= Beginning of Section =
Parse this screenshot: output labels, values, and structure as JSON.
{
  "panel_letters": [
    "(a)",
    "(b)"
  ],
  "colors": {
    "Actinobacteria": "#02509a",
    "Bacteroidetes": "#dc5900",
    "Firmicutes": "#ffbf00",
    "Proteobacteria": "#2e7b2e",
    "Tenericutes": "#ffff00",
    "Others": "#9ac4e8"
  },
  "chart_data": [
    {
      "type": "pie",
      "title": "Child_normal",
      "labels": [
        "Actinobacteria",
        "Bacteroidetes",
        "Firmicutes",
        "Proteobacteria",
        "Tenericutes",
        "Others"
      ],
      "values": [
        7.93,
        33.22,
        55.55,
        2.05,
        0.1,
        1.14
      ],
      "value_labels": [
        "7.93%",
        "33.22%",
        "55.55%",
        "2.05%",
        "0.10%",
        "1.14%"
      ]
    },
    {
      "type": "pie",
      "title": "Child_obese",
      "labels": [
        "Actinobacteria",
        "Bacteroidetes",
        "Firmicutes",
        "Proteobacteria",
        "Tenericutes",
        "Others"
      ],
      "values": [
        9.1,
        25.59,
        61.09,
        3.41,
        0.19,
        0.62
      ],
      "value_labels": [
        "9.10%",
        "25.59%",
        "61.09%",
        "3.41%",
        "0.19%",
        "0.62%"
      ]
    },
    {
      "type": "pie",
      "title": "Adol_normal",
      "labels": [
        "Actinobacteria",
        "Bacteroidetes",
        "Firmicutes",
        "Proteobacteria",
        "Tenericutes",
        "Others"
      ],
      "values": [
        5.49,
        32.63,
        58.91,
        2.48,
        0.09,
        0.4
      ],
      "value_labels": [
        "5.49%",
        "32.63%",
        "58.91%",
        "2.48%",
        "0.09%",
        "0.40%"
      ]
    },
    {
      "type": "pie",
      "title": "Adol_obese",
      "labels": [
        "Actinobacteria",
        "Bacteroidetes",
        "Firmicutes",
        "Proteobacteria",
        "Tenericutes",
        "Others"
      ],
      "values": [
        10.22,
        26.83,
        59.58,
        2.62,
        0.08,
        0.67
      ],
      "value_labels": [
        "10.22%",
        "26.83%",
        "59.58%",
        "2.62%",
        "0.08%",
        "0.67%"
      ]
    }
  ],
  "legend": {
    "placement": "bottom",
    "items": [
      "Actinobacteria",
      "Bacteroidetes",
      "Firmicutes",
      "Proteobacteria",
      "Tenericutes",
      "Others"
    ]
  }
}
= End of Section =
EXERCISE OBJECTIVE = Starting at the first line and ending at the last, restate the material word for word.

RESPONSE AREA =
Parse this screenshot: output labels, values, and structure as JSON.
{
  "panel_letters": [
    "(a)",
    "(b)"
  ],
  "colors": {
    "Actinobacteria": "#02509a",
    "Bacteroidetes": "#dc5900",
    "Firmicutes": "#ffbf00",
    "Proteobacteria": "#2e7b2e",
    "Tenericutes": "#ffff00",
    "Others": "#9ac4e8"
  },
  "chart_data": [
    {
      "type": "pie",
      "title": "Child_normal",
      "labels": [
        "Actinobacteria",
        "Bacteroidetes",
        "Firmicutes",
        "Proteobacteria",
        "Tenericutes",
        "Others"
      ],
      "values": [
        7.93,
        33.22,
        55.55,
        2.05,
        0.1,
        1.14
      ],
      "value_labels": [
        "7.93%",
        "33.22%",
        "55.55%",
        "2.05%",
        "0.10%",
        "1.14%"
      ]
    },
    {
      "type": "pie",
      "title": "Child_obese",
      "labels": [
        "Actinobacteria",
        "Bacteroidetes",
        "Firmicutes",
        "Proteobacteria",
        "Tenericutes",
        "Others"
      ],
      "values": [
        9.1,
        25.59,
        61.09,
        3.41,
        0.19,
        0.62
      ],
      "value_labels": [
        "9.10%",
        "25.59%",
        "61.09%",
        "3.41%",
        "0.19%",
        "0.62%"
      ]
    },
    {
      "type": "pie",
      "title": "Adol_normal",
      "labels": [
        "Actinobacteria",
        "Bacteroidetes",
        "Firmicutes",
        "Proteobacteria",
        "Tenericutes",
        "Others"
      ],
      "values": [
        5.49,
        32.63,
        58.91,
        2.48,
        0.09,
        0.4
      ],
      "value_labels": [
        "5.49%",
        "32.63%",
        "58.91%",
        "2.48%",
        "0.09%",
        "0.40%"
      ]
    },
    {
      "type": "pie",
      "title": "Adol_obese",
      "labels": [
        "Actinobacteria",
        "Bacteroidetes",
        "Firmicutes",
        "Proteobacteria",
        "Tenericutes",
        "Others"
      ],
      "values": [
        10.22,
        26.83,
        59.58,
        2.62,
        0.08,
        0.67
      ],
      "value_labels": [
        "10.22%",
        "26.83%",
        "59.58%",
        "2.62%",
        "0.08%",
        "0.67%"
      ]
    }
  ],
  "legend": {
    "placement": "bottom",
    "items": [
      "Actinobacteria",
      "Bacteroidetes",
      "Firmicutes",
      "Proteobacteria",
      "Tenericutes",
      "Others"
    ]
  }
}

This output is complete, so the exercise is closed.